— Page text —
● ● ●
It cuts both ways.
Americans who want to present some version of what America is, as just one set of beliefs and attitudes (like the bullshit we’ve had here in recent years with our thankfully just voted out neo-con national government carrying on about ‘Australian values’ are as if we all agree on what they are, when nobody does among real people), are just as far off the mark in missing the diversity of America.
For example, who has the better claim to representing the real America? The NRA or the ACLU? Aren’t they both American organisations, asserting the constitutional rights of Americans?
Here’s something I posted in another thread, the title of which shall remain a secret as some Americans confused a question with an allegation or call for support, which outlines the diversity of America and Americans.
Here’s the substance of a recent article by a senior Australian journalist, and former editor of the paper the article appears in, which confirms that comment from the outsider’s view.
● ● ●
— Provided data —
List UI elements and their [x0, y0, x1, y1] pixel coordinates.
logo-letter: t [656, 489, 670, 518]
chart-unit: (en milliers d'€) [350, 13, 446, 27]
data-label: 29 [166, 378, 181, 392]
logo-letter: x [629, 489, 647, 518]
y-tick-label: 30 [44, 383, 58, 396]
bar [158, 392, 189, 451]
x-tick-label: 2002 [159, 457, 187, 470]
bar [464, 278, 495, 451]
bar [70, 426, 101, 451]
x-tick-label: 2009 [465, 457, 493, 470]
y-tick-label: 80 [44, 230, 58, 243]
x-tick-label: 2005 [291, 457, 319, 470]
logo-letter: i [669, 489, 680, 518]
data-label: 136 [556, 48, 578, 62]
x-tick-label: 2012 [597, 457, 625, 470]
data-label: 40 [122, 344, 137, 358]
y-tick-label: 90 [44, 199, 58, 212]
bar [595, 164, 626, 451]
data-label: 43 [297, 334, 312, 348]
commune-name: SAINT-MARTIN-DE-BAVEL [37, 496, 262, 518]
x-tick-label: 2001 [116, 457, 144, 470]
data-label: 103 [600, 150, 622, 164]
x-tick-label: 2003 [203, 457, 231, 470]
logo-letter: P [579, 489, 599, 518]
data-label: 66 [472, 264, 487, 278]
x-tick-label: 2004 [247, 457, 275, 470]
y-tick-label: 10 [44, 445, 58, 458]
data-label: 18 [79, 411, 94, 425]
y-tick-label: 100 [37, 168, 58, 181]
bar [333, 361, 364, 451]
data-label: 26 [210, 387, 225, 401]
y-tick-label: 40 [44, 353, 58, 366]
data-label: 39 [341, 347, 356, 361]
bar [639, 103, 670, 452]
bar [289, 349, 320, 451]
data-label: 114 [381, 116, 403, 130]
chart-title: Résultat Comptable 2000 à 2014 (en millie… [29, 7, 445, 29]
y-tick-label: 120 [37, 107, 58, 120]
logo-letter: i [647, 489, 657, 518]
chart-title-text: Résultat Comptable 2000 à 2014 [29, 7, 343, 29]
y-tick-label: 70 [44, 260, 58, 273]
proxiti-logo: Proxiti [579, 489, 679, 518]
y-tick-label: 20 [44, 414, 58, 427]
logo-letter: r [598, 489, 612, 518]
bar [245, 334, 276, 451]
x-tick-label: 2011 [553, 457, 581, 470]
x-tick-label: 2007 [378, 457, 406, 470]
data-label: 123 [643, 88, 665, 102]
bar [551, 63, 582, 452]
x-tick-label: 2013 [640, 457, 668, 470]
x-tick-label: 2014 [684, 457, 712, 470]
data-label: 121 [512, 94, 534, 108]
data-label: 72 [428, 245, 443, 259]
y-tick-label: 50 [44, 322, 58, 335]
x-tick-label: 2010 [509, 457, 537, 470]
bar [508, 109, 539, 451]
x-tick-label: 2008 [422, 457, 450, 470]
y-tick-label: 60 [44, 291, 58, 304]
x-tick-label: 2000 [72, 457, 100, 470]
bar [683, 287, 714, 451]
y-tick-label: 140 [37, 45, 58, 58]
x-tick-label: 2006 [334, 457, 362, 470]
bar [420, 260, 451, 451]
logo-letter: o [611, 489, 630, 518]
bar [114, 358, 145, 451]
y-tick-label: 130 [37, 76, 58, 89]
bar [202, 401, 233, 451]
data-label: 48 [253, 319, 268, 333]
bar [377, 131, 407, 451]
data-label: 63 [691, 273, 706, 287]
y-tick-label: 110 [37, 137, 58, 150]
● ● ●
— Exercise tasks —
1. Summarize the post on American diversity in two sentences.
2. Write the next part of the post on American diversity, picking up after its last sentence.

— Responses per task —
1. The post argues that Americans who present their country as a single set of beliefs and attitudes miss its diversity, much as the recently voted-out Australian national government did when it spoke of "Australian values" as though everyone agreed on them. It asks whether the NRA or the ACLU better represents the real America, since both assert Americans' constitutional rights, and then introduces an earlier post of the writer's and an article by a senior Australian journalist that confirms the point from an outsider's view.

2.
Some particularly wise person once said that if you are going to write about America, you should do so after a short stay, maybe a few weeks, before you are overwhelmed by its diversity and the sheer size of the place, with all its contradictions, excesses and complexities.
I fear that I have failed to convey the complexity of America, but if I have failed I am not alone. My view is that most of the reporting of the place by most foreign correspondents — British, European and, yes, Australian — fails the complexity test.
This, of course, is not unique to the coverage of the United States. Shortly after I arrived in Washington, David Broder, the veteran Washington Post columnist, having spent a few days in Australia, mainly in Sydney, wrote a column in which he described a country that to me was barely recognisable.
Broder’s Australia was an earthly paradise, beautiful beyond imagining, with few economic or social problems, rich and prosperous and peaceful; Australians were friendly and unpretentious, larrikins it is true, but lovable larrikins, a country of men cut from the same cloth as the Crocodile Hunter.
Broder couldn’t get past the cliches and prejudices about the place that he had brought with him to Sydney. How much harder is it then, for foreign correspondents whose job it is to cover America to get past the cliches about the place they have grown up with and the prejudices they have brought with them.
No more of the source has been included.